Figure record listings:
▼▼▼
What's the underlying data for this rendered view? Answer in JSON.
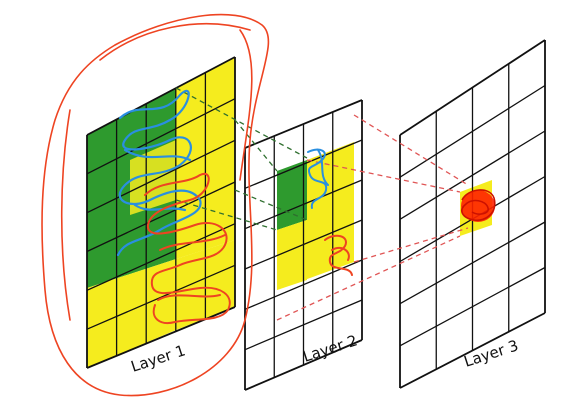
{
  "layers": [
    {
      "label": "Layer 1",
      "rows": 6,
      "cols": 5
    },
    {
      "label": "Layer 2",
      "rows": 6,
      "cols": 4
    },
    {
      "label": "Layer 3",
      "rows": 6,
      "cols": 4
    }
  ],
  "colors": {
    "grid_line": "#111111",
    "receptive_green": "#2e9a2e",
    "receptive_yellow": "#f5ec1e",
    "connector_green": "#2f6f2f",
    "connector_red": "#e05555",
    "scribble_blue": "#2a8fe0",
    "scribble_red": "#ee4422",
    "layer3_dot": "#ff2200"
  }
}
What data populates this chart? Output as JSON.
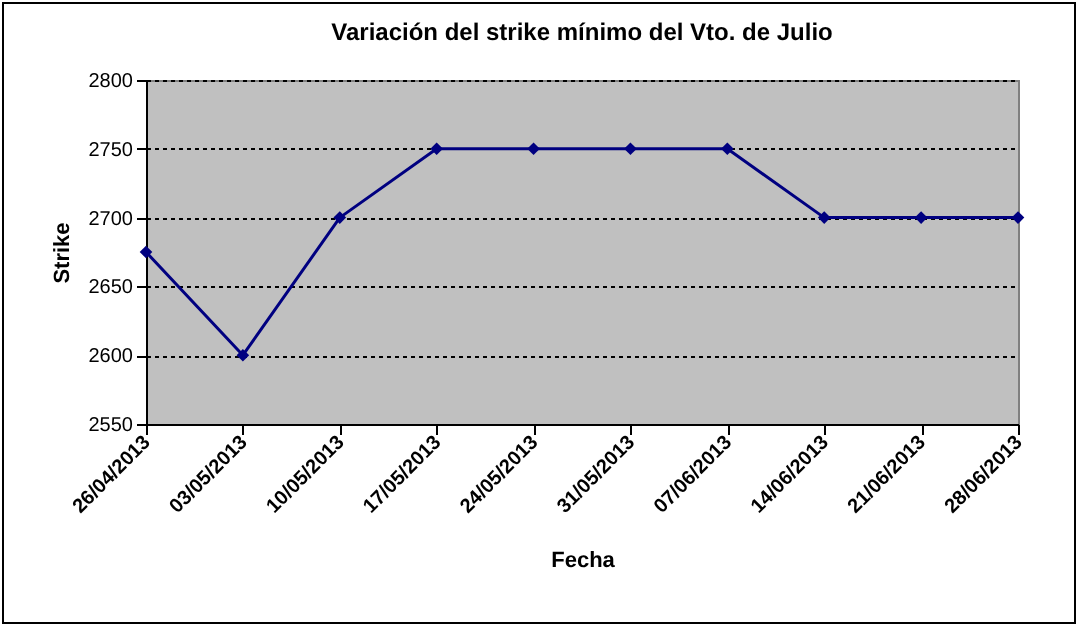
{
  "chart_data": {
    "type": "line",
    "title": "Variación del strike mínimo del Vto. de Julio",
    "xlabel": "Fecha",
    "ylabel": "Strike",
    "categories": [
      "26/04/2013",
      "03/05/2013",
      "10/05/2013",
      "17/05/2013",
      "24/05/2013",
      "31/05/2013",
      "07/06/2013",
      "14/06/2013",
      "21/06/2013",
      "28/06/2013"
    ],
    "series": [
      {
        "color": "#000080",
        "values": [
          2675,
          2600,
          2700,
          2750,
          2750,
          2750,
          2750,
          2700,
          2700,
          2700
        ]
      }
    ],
    "ylim": [
      2550,
      2800
    ],
    "yticks": [
      2550,
      2600,
      2650,
      2700,
      2750,
      2800
    ],
    "grid": "y",
    "marker": "diamond",
    "line_style": "solid"
  }
}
▲▲▲
**Aim of the exercise**. Search the lines above for the string "JSON", then show every one that has it.

**Solved problem**.
What's the underlying data for this rendered view? Answer in JSON.
What data populates this chart? Output as JSON.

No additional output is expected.